---------- Data ----------

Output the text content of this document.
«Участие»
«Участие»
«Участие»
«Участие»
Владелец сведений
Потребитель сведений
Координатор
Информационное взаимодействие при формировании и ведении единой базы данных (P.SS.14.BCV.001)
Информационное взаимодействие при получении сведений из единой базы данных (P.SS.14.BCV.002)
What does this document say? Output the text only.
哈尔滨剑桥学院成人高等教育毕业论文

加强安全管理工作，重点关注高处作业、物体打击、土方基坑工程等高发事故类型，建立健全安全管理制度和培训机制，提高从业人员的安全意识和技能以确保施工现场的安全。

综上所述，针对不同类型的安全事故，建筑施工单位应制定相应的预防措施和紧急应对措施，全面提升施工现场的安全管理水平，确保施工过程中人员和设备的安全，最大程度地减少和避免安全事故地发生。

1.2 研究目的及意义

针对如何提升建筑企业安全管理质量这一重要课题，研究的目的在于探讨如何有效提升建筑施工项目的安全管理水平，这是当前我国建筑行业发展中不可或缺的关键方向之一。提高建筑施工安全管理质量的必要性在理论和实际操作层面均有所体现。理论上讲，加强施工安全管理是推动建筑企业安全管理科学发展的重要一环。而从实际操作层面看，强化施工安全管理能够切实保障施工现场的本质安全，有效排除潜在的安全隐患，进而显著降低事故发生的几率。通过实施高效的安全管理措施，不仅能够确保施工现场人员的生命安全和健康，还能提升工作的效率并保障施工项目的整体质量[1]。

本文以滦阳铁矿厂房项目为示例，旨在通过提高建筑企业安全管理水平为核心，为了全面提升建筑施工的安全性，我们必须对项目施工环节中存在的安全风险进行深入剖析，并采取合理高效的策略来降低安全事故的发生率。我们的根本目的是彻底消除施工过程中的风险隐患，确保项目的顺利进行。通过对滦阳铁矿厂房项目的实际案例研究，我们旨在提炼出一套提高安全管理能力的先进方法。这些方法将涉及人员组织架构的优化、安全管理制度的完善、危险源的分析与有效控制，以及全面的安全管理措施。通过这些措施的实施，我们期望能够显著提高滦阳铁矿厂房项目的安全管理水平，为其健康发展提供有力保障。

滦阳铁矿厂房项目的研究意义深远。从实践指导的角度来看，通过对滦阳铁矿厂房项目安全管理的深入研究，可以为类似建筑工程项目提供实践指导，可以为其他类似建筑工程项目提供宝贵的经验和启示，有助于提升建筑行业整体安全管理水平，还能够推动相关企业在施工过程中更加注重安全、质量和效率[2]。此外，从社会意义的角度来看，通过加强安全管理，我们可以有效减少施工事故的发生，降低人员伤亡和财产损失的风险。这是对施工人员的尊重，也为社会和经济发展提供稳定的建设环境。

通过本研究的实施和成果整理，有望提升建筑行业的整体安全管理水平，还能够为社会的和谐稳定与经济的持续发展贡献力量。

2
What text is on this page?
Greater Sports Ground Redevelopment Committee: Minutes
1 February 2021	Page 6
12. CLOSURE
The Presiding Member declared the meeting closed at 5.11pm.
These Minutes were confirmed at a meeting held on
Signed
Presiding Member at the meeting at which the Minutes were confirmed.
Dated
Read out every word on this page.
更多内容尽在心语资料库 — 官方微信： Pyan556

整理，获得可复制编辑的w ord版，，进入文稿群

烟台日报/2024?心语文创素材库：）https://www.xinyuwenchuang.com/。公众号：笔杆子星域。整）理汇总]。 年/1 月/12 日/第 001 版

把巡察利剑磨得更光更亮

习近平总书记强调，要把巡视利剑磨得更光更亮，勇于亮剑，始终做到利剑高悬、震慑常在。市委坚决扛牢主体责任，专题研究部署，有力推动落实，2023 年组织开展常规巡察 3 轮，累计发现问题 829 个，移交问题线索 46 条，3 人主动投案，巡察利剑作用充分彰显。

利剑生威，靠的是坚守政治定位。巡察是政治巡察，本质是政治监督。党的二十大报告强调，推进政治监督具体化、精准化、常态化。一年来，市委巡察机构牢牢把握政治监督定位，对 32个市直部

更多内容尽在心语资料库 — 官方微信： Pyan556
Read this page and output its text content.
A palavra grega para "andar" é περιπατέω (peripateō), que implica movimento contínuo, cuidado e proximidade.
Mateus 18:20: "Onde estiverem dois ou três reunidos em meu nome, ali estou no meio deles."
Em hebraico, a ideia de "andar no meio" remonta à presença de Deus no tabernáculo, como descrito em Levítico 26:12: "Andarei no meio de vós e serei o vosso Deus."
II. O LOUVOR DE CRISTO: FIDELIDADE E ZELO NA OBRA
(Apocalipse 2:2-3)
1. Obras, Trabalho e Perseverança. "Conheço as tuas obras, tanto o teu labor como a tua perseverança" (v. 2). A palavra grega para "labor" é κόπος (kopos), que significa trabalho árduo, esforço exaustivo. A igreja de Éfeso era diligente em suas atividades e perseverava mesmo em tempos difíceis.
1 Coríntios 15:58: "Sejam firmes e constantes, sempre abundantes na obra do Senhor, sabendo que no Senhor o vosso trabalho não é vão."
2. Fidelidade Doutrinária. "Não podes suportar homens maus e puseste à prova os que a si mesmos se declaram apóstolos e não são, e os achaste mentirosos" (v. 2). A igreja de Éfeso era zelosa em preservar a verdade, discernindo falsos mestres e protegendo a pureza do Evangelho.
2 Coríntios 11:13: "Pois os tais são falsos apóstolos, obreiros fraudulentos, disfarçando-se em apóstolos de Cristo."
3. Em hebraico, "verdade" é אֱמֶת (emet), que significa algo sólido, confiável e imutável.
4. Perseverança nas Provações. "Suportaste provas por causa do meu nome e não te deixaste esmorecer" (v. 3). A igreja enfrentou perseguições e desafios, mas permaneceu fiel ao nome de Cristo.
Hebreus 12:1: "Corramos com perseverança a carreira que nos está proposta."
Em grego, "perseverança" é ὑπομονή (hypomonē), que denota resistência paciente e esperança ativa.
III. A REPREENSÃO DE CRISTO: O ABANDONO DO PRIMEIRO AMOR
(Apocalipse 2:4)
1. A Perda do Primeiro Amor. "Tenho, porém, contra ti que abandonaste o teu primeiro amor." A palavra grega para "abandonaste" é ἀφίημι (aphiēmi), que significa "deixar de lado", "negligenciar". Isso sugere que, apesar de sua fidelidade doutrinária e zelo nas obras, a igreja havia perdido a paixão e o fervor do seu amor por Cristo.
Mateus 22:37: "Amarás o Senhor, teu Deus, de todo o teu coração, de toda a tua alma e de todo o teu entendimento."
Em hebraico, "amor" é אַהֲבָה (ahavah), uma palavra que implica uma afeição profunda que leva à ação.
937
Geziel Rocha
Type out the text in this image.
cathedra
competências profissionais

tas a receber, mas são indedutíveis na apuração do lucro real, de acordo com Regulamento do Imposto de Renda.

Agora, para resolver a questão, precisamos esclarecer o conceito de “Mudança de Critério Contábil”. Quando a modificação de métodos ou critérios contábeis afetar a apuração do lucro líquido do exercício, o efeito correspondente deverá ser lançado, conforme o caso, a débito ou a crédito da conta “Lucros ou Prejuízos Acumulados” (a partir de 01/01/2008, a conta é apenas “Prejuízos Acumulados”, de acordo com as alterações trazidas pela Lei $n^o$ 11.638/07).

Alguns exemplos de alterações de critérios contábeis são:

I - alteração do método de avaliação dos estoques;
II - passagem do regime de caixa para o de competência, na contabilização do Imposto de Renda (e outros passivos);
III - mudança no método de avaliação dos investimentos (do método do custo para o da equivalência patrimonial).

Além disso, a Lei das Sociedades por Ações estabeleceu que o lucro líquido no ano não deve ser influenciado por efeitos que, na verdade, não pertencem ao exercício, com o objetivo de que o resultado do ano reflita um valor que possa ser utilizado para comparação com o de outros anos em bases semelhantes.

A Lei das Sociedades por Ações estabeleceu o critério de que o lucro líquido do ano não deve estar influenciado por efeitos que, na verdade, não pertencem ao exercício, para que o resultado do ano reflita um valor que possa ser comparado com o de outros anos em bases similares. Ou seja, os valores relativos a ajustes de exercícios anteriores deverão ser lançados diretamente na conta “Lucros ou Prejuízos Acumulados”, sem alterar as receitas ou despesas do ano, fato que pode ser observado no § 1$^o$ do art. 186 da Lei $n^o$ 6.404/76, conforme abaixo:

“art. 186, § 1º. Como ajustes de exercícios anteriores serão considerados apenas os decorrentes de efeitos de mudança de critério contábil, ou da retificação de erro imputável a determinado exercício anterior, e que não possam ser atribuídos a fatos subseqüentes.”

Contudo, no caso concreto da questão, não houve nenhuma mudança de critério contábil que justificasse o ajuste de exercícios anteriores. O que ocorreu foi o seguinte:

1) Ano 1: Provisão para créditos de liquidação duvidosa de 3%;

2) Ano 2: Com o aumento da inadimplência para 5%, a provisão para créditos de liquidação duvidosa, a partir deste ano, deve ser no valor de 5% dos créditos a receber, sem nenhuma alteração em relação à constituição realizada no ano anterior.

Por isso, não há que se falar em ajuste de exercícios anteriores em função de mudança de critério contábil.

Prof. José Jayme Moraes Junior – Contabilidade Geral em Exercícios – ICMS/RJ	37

----------

▶ [What you are asked to do]: Scan the material above for the string "Coríntios" and report each line where you find it.

▶ [Result of the exercise]:
1 Coríntios 15:58: "Sejam firmes e constantes, sempre abundantes na obra do Senhor, sabendo que no Senhor o vosso trabalho não é vão."
2 Coríntios 11:13: "Pois os tais são falsos apóstolos, obreiros fraudulentos, disfarçando-se em apóstolos de Cristo."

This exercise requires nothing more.